▸ **Task directions**: Leave out the pictures and copy everything else in the entries exactly.

Excerpts from a figure dataset:

** START **

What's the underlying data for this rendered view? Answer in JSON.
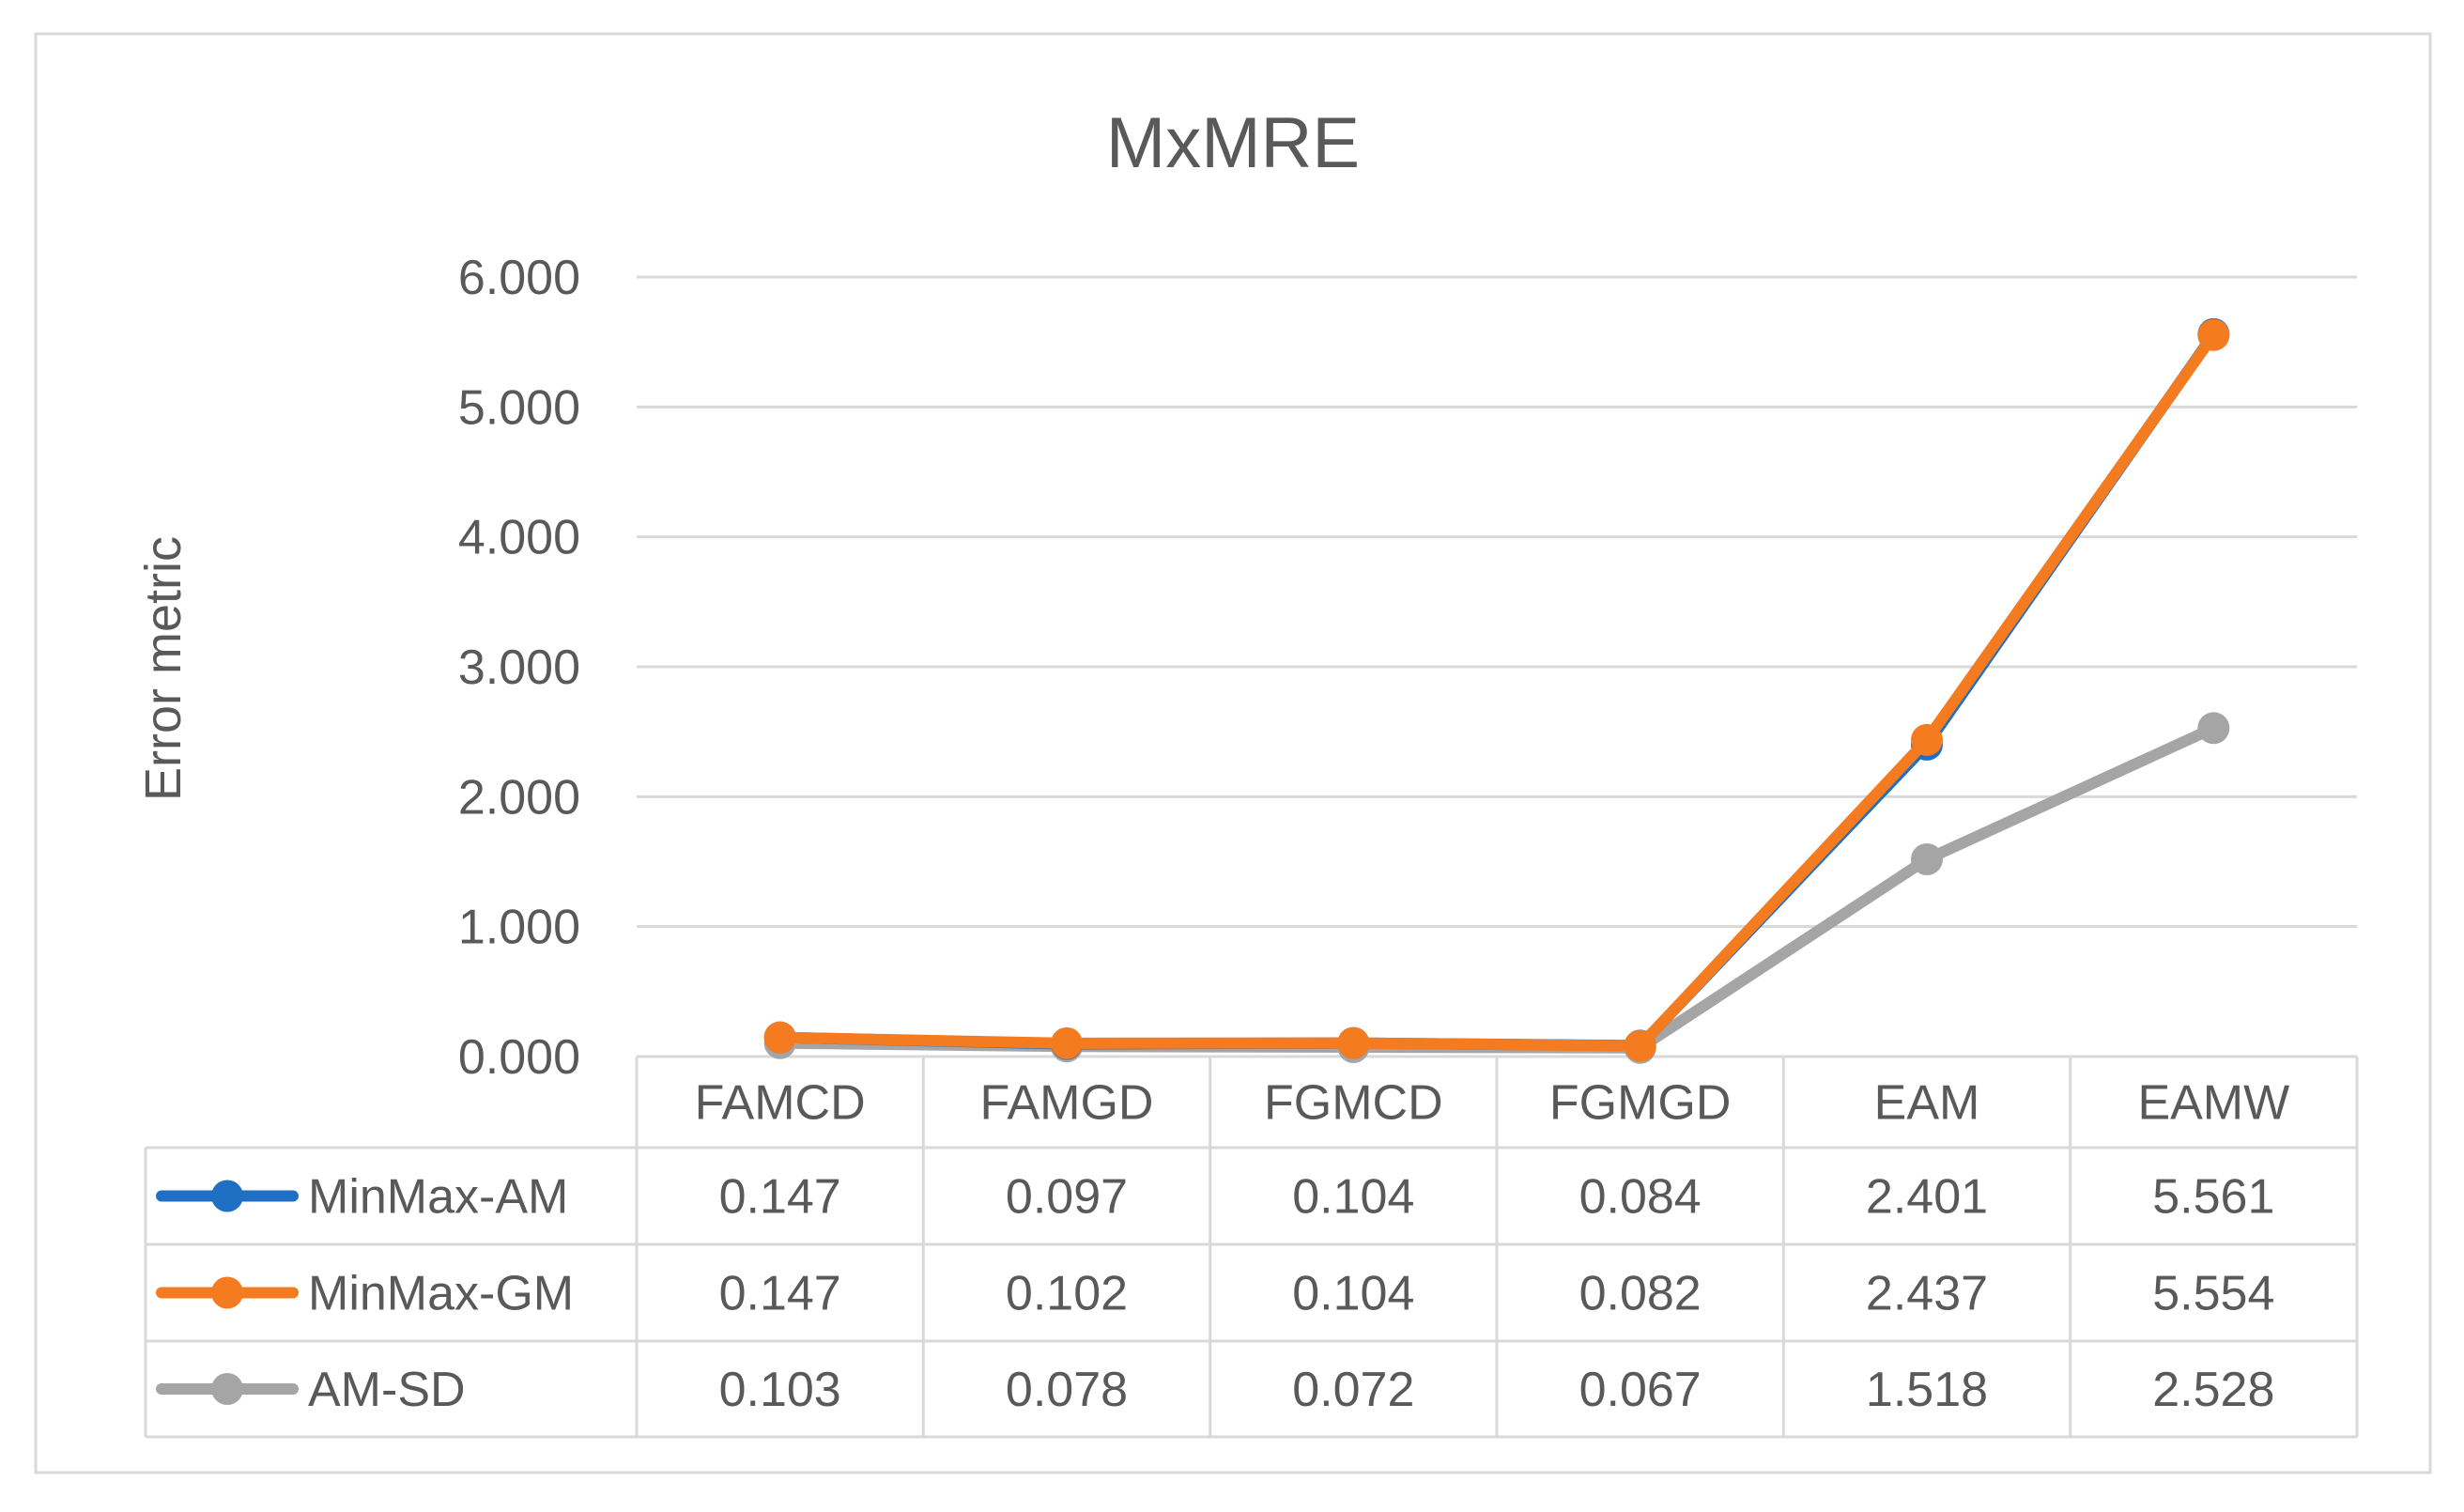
{
  "chart_data": {
    "type": "line",
    "title": "MxMRE",
    "xlabel": "",
    "ylabel": "Error metric",
    "categories": [
      "FAMCD",
      "FAMGD",
      "FGMCD",
      "FGMGD",
      "EAM",
      "EAMW"
    ],
    "ylim": [
      0,
      6
    ],
    "yticks": [
      "0.000",
      "1.000",
      "2.000",
      "3.000",
      "4.000",
      "5.000",
      "6.000"
    ],
    "grid": true,
    "legend": "data-table",
    "series": [
      {
        "name": "MinMax-AM",
        "color": "#1f6fc5",
        "values": [
          0.147,
          0.097,
          0.104,
          0.084,
          2.401,
          5.561
        ],
        "labels": [
          "0.147",
          "0.097",
          "0.104",
          "0.084",
          "2.401",
          "5.561"
        ]
      },
      {
        "name": "MinMax-GM",
        "color": "#f47b20",
        "values": [
          0.147,
          0.102,
          0.104,
          0.082,
          2.437,
          5.554
        ],
        "labels": [
          "0.147",
          "0.102",
          "0.104",
          "0.082",
          "2.437",
          "5.554"
        ]
      },
      {
        "name": "AM-SD",
        "color": "#a5a5a5",
        "values": [
          0.103,
          0.078,
          0.072,
          0.067,
          1.518,
          2.528
        ],
        "labels": [
          "0.103",
          "0.078",
          "0.072",
          "0.067",
          "1.518",
          "2.528"
        ]
      }
    ]
  }
}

** END **

▸ **Solution for this task**:
What's the underlying data for this rendered view? Answer in JSON.
{
  "chart_data": {
    "type": "line",
    "title": "MxMRE",
    "xlabel": "",
    "ylabel": "Error metric",
    "categories": [
      "FAMCD",
      "FAMGD",
      "FGMCD",
      "FGMGD",
      "EAM",
      "EAMW"
    ],
    "ylim": [
      0,
      6
    ],
    "yticks": [
      "0.000",
      "1.000",
      "2.000",
      "3.000",
      "4.000",
      "5.000",
      "6.000"
    ],
    "grid": true,
    "legend": "data-table",
    "series": [
      {
        "name": "MinMax-AM",
        "color": "#1f6fc5",
        "values": [
          0.147,
          0.097,
          0.104,
          0.084,
          2.401,
          5.561
        ],
        "labels": [
          "0.147",
          "0.097",
          "0.104",
          "0.084",
          "2.401",
          "5.561"
        ]
      },
      {
        "name": "MinMax-GM",
        "color": "#f47b20",
        "values": [
          0.147,
          0.102,
          0.104,
          0.082,
          2.437,
          5.554
        ],
        "labels": [
          "0.147",
          "0.102",
          "0.104",
          "0.082",
          "2.437",
          "5.554"
        ]
      },
      {
        "name": "AM-SD",
        "color": "#a5a5a5",
        "values": [
          0.103,
          0.078,
          0.072,
          0.067,
          1.518,
          2.528
        ],
        "labels": [
          "0.103",
          "0.078",
          "0.072",
          "0.067",
          "1.518",
          "2.528"
        ]
      }
    ]
  }
}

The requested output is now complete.